═══ THE INPUT ═══
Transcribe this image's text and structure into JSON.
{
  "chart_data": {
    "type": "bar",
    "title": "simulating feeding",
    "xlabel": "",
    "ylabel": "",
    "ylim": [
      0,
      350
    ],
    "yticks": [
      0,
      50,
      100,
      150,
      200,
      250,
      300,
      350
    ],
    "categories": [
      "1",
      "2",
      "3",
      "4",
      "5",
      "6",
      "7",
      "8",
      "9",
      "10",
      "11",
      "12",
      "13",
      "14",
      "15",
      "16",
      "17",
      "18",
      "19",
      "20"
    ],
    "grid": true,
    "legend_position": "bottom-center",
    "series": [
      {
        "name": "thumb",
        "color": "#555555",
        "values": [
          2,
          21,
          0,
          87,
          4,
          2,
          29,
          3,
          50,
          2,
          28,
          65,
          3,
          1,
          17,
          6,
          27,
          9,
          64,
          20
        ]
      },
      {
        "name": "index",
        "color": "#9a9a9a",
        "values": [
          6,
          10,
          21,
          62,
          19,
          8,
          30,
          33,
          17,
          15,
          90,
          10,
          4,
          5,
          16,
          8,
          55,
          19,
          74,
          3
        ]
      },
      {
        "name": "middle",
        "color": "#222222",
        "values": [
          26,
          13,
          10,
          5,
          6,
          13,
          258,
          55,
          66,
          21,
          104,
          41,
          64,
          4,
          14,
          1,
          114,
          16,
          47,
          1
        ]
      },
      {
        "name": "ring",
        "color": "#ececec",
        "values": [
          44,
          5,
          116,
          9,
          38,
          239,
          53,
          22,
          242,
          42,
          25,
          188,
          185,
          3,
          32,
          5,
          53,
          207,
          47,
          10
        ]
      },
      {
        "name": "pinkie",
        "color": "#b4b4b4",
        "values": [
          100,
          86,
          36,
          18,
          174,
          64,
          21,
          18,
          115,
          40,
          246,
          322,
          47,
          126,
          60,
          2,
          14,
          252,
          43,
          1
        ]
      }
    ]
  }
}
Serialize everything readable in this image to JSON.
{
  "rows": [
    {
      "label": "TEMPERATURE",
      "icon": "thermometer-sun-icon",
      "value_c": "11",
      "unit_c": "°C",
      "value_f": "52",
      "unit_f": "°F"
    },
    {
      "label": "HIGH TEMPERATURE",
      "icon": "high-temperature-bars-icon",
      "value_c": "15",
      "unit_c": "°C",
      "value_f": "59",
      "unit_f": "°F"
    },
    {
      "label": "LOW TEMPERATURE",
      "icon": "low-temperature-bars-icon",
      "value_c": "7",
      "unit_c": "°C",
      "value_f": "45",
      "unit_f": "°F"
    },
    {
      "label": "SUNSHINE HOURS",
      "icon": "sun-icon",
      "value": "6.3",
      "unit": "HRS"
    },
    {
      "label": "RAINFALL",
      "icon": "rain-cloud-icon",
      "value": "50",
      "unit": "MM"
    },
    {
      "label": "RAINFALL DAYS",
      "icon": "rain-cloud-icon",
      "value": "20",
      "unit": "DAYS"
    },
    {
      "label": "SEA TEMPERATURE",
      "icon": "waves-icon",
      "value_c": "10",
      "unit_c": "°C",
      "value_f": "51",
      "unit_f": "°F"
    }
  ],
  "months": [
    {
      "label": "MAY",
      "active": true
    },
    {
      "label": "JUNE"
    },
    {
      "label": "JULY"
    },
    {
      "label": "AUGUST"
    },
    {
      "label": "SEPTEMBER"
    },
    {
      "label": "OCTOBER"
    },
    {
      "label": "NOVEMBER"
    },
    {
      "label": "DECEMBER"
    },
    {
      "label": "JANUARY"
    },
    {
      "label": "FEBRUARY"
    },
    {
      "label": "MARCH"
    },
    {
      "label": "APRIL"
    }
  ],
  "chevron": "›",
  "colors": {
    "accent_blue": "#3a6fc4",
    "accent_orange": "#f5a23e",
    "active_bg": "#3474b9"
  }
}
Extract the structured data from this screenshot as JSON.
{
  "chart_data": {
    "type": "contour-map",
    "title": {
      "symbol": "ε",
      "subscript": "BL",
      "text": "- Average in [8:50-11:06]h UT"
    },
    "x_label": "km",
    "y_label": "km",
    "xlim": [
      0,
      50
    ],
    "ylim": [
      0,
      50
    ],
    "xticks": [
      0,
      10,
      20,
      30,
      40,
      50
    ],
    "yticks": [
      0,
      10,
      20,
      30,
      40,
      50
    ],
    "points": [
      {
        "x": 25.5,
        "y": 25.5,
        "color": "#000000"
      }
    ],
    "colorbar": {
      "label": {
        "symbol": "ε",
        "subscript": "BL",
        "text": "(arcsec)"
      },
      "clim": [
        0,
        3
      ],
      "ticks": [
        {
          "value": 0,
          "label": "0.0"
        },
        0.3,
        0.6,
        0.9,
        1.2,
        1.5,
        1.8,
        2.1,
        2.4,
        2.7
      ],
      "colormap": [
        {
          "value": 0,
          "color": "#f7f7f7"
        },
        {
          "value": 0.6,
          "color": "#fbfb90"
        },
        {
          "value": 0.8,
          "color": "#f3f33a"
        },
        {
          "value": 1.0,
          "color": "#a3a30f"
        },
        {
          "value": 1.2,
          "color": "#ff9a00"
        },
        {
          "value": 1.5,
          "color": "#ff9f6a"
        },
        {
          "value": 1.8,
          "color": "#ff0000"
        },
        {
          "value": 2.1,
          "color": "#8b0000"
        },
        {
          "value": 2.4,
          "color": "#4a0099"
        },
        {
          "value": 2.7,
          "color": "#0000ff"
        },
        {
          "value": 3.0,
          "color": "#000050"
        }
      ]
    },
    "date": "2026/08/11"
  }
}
═══
TASK GOAL
Looking at the records above, report how many lines contain the word "text". Answer with the number only.

ANSWER TO THIS EXERCISE
3